▶ **YOUR INSTRUCTIONS**: Below are some records. Copy every line in them that holds "xyyx".

▶ **DATASET CONTENT**:
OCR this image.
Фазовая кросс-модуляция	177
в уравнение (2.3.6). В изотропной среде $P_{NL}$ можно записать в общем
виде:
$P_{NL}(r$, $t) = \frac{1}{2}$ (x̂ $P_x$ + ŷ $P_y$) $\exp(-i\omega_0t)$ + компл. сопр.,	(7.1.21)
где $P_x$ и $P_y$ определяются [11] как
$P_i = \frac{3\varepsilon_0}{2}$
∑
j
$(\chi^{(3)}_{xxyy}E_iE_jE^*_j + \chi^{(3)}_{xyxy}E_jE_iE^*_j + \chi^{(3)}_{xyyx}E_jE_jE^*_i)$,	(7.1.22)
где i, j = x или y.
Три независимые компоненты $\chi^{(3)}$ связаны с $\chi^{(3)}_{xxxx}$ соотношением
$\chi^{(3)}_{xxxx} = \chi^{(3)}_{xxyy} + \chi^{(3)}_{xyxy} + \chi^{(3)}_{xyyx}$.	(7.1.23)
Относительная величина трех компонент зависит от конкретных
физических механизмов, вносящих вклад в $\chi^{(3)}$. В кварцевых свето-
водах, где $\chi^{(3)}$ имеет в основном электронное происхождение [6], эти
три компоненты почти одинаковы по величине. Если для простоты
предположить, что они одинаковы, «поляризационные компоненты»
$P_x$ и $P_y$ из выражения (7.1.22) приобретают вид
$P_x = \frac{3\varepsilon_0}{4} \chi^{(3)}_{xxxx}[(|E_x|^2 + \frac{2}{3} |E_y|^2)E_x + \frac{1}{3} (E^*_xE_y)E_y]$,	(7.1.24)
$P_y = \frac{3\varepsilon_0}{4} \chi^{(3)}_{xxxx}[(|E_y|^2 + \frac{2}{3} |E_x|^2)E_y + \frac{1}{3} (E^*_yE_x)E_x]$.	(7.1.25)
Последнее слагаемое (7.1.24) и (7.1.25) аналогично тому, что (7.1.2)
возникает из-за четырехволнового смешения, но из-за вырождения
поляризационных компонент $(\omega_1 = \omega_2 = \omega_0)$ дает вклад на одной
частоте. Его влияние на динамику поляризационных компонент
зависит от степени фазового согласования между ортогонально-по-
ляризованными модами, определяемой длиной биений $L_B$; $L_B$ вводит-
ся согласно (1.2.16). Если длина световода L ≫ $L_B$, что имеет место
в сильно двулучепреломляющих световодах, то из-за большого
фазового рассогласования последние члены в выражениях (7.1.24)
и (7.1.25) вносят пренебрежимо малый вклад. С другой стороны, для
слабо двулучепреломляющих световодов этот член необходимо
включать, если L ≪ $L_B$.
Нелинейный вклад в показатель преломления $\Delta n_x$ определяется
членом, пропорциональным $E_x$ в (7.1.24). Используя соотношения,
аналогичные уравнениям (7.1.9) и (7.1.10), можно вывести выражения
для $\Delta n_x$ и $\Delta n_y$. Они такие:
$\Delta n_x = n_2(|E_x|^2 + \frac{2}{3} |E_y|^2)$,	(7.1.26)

▶ **RESPONSE**:
$(\chi^{(3)}_{xxyy}E_iE_jE^*_j + \chi^{(3)}_{xyxy}E_jE_iE^*_j + \chi^{(3)}_{xyyx}E_jE_jE^*_i)$,	(7.1.22)
$\chi^{(3)}_{xxxx} = \chi^{(3)}_{xxyy} + \chi^{(3)}_{xyxy} + \chi^{(3)}_{xyyx}$.	(7.1.23)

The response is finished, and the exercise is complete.